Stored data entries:
· · · · ·

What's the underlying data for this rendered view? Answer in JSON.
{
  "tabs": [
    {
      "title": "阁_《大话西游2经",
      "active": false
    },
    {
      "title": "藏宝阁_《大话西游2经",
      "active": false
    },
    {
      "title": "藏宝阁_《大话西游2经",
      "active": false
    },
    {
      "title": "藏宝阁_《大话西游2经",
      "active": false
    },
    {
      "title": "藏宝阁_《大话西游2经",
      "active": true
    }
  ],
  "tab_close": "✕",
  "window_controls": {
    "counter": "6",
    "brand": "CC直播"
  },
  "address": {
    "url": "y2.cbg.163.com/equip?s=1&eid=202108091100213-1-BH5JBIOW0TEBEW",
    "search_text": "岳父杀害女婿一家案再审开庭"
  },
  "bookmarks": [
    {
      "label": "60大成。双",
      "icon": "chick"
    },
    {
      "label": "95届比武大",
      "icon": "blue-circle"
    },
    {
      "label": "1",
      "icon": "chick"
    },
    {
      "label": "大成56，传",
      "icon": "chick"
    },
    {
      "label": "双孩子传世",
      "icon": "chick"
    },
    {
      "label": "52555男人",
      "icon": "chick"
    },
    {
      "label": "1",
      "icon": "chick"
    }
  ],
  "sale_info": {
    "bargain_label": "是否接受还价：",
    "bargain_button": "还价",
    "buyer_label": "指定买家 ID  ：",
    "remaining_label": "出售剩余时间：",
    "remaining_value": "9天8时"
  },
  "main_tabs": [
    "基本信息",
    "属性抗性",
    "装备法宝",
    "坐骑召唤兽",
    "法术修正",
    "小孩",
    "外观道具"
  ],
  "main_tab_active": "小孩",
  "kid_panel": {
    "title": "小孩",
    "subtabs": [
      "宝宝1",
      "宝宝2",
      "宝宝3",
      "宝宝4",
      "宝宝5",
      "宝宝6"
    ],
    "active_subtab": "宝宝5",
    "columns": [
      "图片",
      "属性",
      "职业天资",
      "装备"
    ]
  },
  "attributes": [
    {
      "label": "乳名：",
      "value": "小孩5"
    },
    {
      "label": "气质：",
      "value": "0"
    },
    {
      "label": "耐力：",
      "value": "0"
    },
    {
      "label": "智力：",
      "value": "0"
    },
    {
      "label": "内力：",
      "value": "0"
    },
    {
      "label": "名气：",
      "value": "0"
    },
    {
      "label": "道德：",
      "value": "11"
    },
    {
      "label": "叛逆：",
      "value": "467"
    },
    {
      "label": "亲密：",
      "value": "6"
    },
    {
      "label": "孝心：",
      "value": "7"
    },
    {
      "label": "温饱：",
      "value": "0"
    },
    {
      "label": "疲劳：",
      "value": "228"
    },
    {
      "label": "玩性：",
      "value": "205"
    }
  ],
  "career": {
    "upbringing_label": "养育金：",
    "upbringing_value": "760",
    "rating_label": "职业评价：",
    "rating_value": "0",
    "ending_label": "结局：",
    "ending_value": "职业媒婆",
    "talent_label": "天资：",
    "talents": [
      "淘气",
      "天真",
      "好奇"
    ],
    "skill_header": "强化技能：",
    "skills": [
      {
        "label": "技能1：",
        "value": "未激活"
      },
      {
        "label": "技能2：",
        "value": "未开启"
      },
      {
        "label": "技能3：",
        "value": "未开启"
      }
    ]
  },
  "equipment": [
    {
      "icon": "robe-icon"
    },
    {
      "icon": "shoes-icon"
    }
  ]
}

· · · · ·

§ Exercise details
Write out the listing once more, matching it exactly.

§ Task result
What's the underlying data for this rendered view? Answer in JSON.
{
  "tabs": [
    {
      "title": "阁_《大话西游2经",
      "active": false
    },
    {
      "title": "藏宝阁_《大话西游2经",
      "active": false
    },
    {
      "title": "藏宝阁_《大话西游2经",
      "active": false
    },
    {
      "title": "藏宝阁_《大话西游2经",
      "active": false
    },
    {
      "title": "藏宝阁_《大话西游2经",
      "active": true
    }
  ],
  "tab_close": "✕",
  "window_controls": {
    "counter": "6",
    "brand": "CC直播"
  },
  "address": {
    "url": "y2.cbg.163.com/equip?s=1&eid=202108091100213-1-BH5JBIOW0TEBEW",
    "search_text": "岳父杀害女婿一家案再审开庭"
  },
  "bookmarks": [
    {
      "label": "60大成。双",
      "icon": "chick"
    },
    {
      "label": "95届比武大",
      "icon": "blue-circle"
    },
    {
      "label": "1",
      "icon": "chick"
    },
    {
      "label": "大成56，传",
      "icon": "chick"
    },
    {
      "label": "双孩子传世",
      "icon": "chick"
    },
    {
      "label": "52555男人",
      "icon": "chick"
    },
    {
      "label": "1",
      "icon": "chick"
    }
  ],
  "sale_info": {
    "bargain_label": "是否接受还价：",
    "bargain_button": "还价",
    "buyer_label": "指定买家 ID  ：",
    "remaining_label": "出售剩余时间：",
    "remaining_value": "9天8时"
  },
  "main_tabs": [
    "基本信息",
    "属性抗性",
    "装备法宝",
    "坐骑召唤兽",
    "法术修正",
    "小孩",
    "外观道具"
  ],
  "main_tab_active": "小孩",
  "kid_panel": {
    "title": "小孩",
    "subtabs": [
      "宝宝1",
      "宝宝2",
      "宝宝3",
      "宝宝4",
      "宝宝5",
      "宝宝6"
    ],
    "active_subtab": "宝宝5",
    "columns": [
      "图片",
      "属性",
      "职业天资",
      "装备"
    ]
  },
  "attributes": [
    {
      "label": "乳名：",
      "value": "小孩5"
    },
    {
      "label": "气质：",
      "value": "0"
    },
    {
      "label": "耐力：",
      "value": "0"
    },
    {
      "label": "智力：",
      "value": "0"
    },
    {
      "label": "内力：",
      "value": "0"
    },
    {
      "label": "名气：",
      "value": "0"
    },
    {
      "label": "道德：",
      "value": "11"
    },
    {
      "label": "叛逆：",
      "value": "467"
    },
    {
      "label": "亲密：",
      "value": "6"
    },
    {
      "label": "孝心：",
      "value": "7"
    },
    {
      "label": "温饱：",
      "value": "0"
    },
    {
      "label": "疲劳：",
      "value": "228"
    },
    {
      "label": "玩性：",
      "value": "205"
    }
  ],
  "career": {
    "upbringing_label": "养育金：",
    "upbringing_value": "760",
    "rating_label": "职业评价：",
    "rating_value": "0",
    "ending_label": "结局：",
    "ending_value": "职业媒婆",
    "talent_label": "天资：",
    "talents": [
      "淘气",
      "天真",
      "好奇"
    ],
    "skill_header": "强化技能：",
    "skills": [
      {
        "label": "技能1：",
        "value": "未激活"
      },
      {
        "label": "技能2：",
        "value": "未开启"
      },
      {
        "label": "技能3：",
        "value": "未开启"
      }
    ]
  },
  "equipment": [
    {
      "icon": "robe-icon"
    },
    {
      "icon": "shoes-icon"
    }
  ]
}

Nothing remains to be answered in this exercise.